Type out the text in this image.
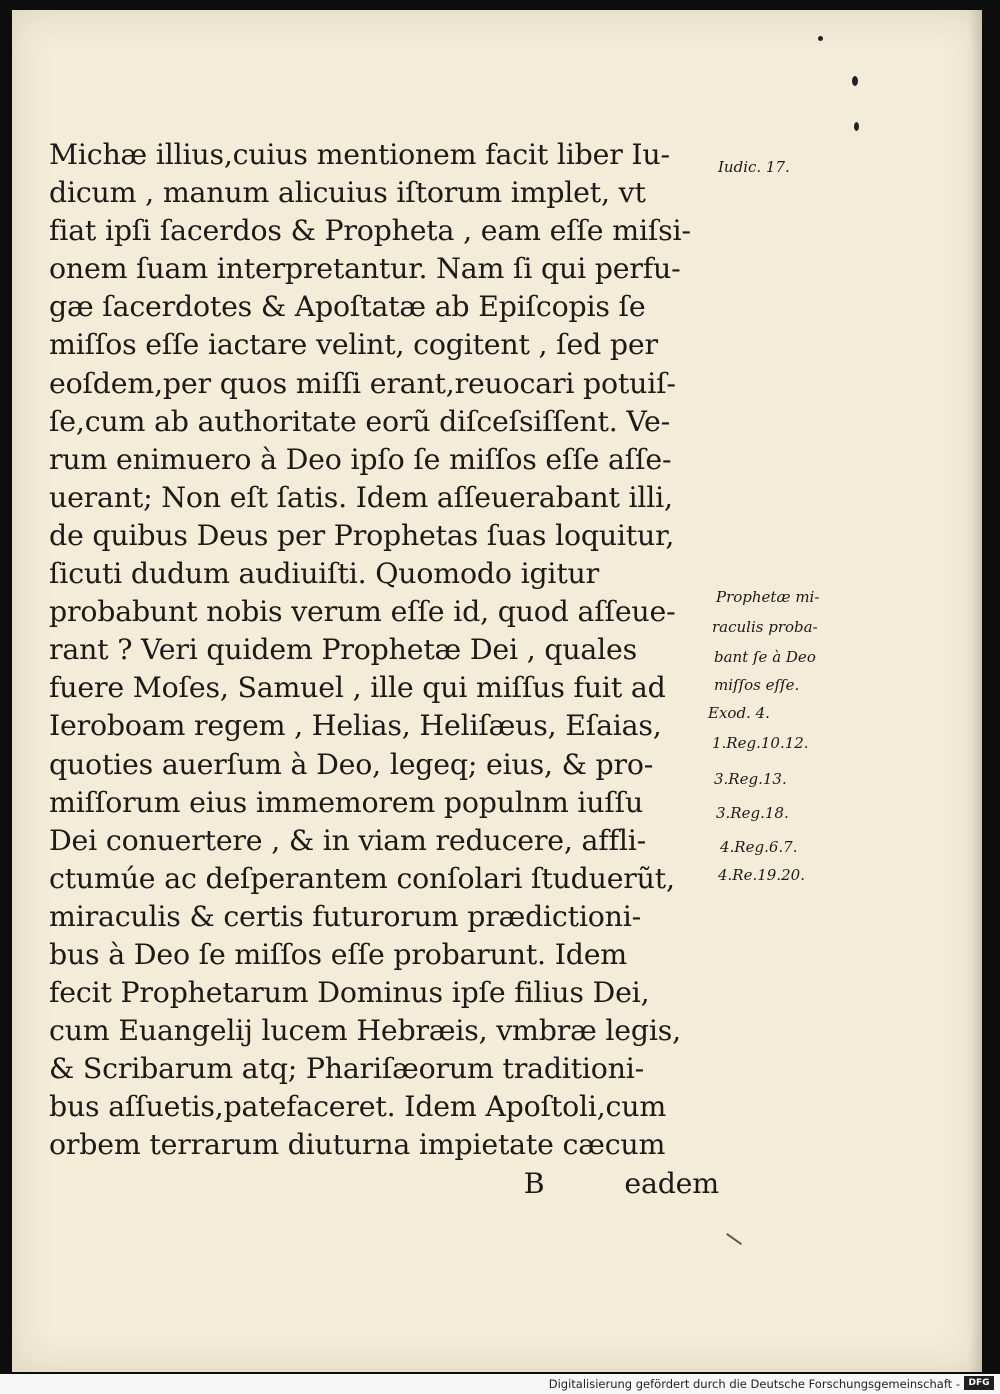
Michæ illius,cuius mentionem facit liber Iu-
dicum , manum alicuius iſtorum implet, vt
fiat ipſi ſacerdos & Propheta , eam eſſe miſsi-
onem ſuam interpretantur. Nam ſi qui perfu-
gæ ſacerdotes & Apoſtatæ ab Epiſcopis ſe
miſſos eſſe iactare velint, cogitent , ſed per
eoſdem,per quos miſſi erant,reuocari potuiſ-
ſe,cum ab authoritate eorũ diſceſsiſſent. Ve-
rum enimuero à Deo ipſo ſe miſſos eſſe aſſe-
uerant; Non eſt ſatis. Idem aſſeuerabant illi,
de quibus Deus per Prophetas ſuas loquitur,
ſicuti dudum audiuiſti. Quomodo igitur
probabunt nobis verum eſſe id, quod aſſeue-
rant ? Veri quidem Prophetæ Dei , quales
fuere Moſes, Samuel , ille qui miſſus fuit ad
Ieroboam regem , Helias, Heliſæus, Eſaias,
quoties auerſum à Deo, legeq; eius, & pro-
miſſorum eius immemorem populnm iuſſu
Dei conuertere , & in viam reducere, affli-
ctumúe ac deſperantem conſolari ſtuduerũt,
miraculis & certis futurorum prædictioni-
bus à Deo ſe miſſos eſſe probarunt. Idem
fecit Prophetarum Dominus ipſe filius Dei,
cum Euangelij lucem Hebræis, vmbræ legis,
& Scribarum atq; Phariſæorum traditioni-
bus aſſuetis,patefaceret. Idem Apoſtoli,cum
orbem terrarum diuturna impietate cæcum
B	eadem
Iudic. 17.
Prophetæ mi-
raculis proba-
bant ſe à Deo
miſſos eſſe.
Exod. 4.
1.Reg.10.12.
3.Reg.13.
3.Reg.18.
4.Reg.6.7.
4.Re.19.20.
Digitalisierung gefördert durch die Deutsche Forschungsgemeinschaft - DFG
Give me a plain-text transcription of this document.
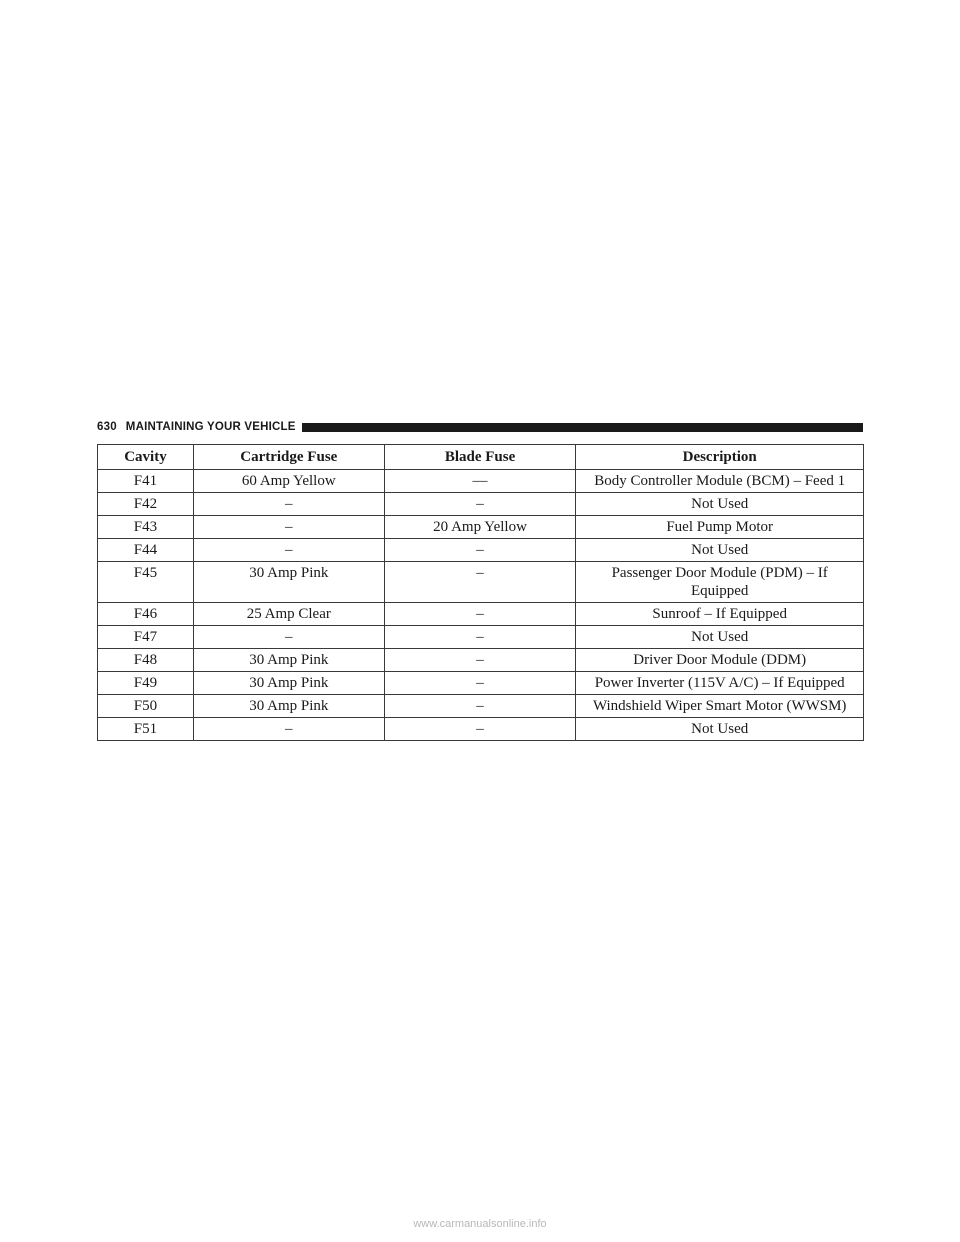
630 MAINTAINING YOUR VEHICLE
Cavity	Cartridge Fuse	Blade Fuse	Description
F41	60 Amp Yellow	—	Body Controller Module (BCM) – Feed 1
F42	–	–	Not Used
F43	–	20 Amp Yellow	Fuel Pump Motor
F44	–	–	Not Used
F45	30 Amp Pink	–	Passenger Door Module (PDM) – If Equipped
F46	25 Amp Clear	–	Sunroof – If Equipped
F47	–	–	Not Used
F48	30 Amp Pink	–	Driver Door Module (DDM)
F49	30 Amp Pink	–	Power Inverter (115V A/C) – If Equipped
F50	30 Amp Pink	–	Windshield Wiper Smart Motor (WWSM)
F51	–	–	Not Used
www.carmanualsonline.info
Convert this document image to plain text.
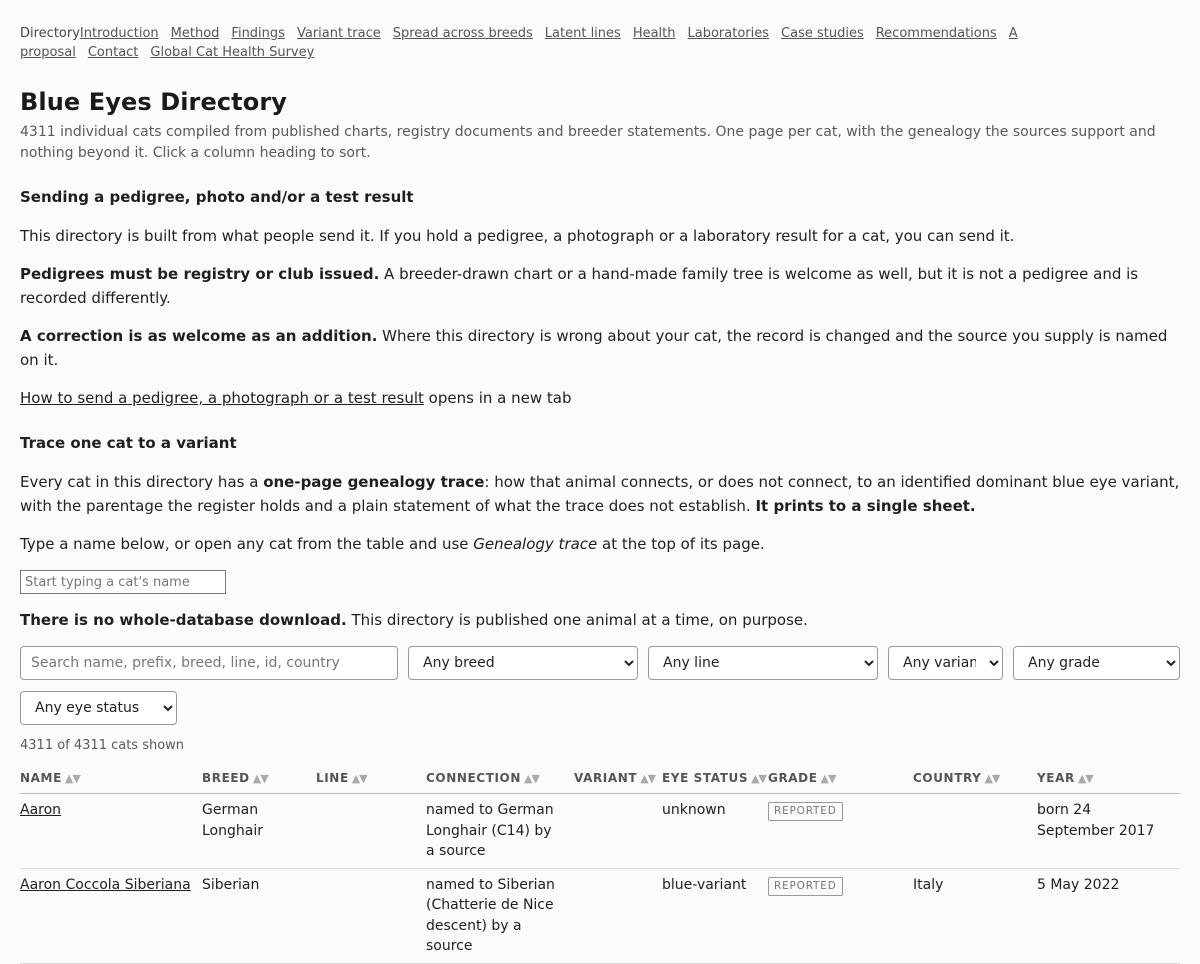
DirectoryIntroduction Method Findings Variant trace Spread across breeds Latent lines Health Laboratories Case studies Recommendations A proposal Contact Global Cat Health Survey
Blue Eyes Directory

4311 individual cats compiled from published charts, registry documents and breeder statements. One page per cat, with the genealogy the sources support and nothing beyond it. Click a column heading to sort.

Sending a pedigree, photo and/or a test result

This directory is built from what people send it. If you hold a pedigree, a photograph or a laboratory result for a cat, you can send it.

Pedigrees must be registry or club issued. A breeder-drawn chart or a hand-made family tree is welcome as well, but it is not a pedigree and is recorded differently.

A correction is as welcome as an addition. Where this directory is wrong about your cat, the record is changed and the source you supply is named on it.

How to send a pedigree, a photograph or a test result opens in a new tab

Trace one cat to a variant

Every cat in this directory has a one-page genealogy trace: how that animal connects, or does not connect, to an identified dominant blue eye variant, with the parentage the register holds and a plain statement of what the trace does not establish. It prints to a single sheet.

Type a name below, or open any cat from the table and use Genealogy trace at the top of its page.

Start typing a cat's name

There is no whole-database download. This directory is published one animal at a time, on purpose.

Search name, prefix, breed, line, id, country
Any breed
Any line
Any variant
Any grade
Any eye status
4311 of 4311 cats shown
NAME ▲▼	BREED ▲▼	LINE ▲▼	CONNECTION ▲▼	VARIANT ▲▼	EYE STATUS ▲▼	GRADE ▲▼	COUNTRY ▲▼	YEAR ▲▼
Aaron	German Longhair		named to German Longhair (C14) by a source		unknown	REPORTED		born 24 September 2017
Aaron Coccola Siberiana	Siberian		named to Siberian (Chatterie de Nice descent) by a source		blue-variant	REPORTED	Italy	5 May 2022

============================================================

■ YOUR INSTRUCTIONS: Determine how many lines of the listing hold the word "cats" and reply with that figure alone.

■ THE RESULT: 2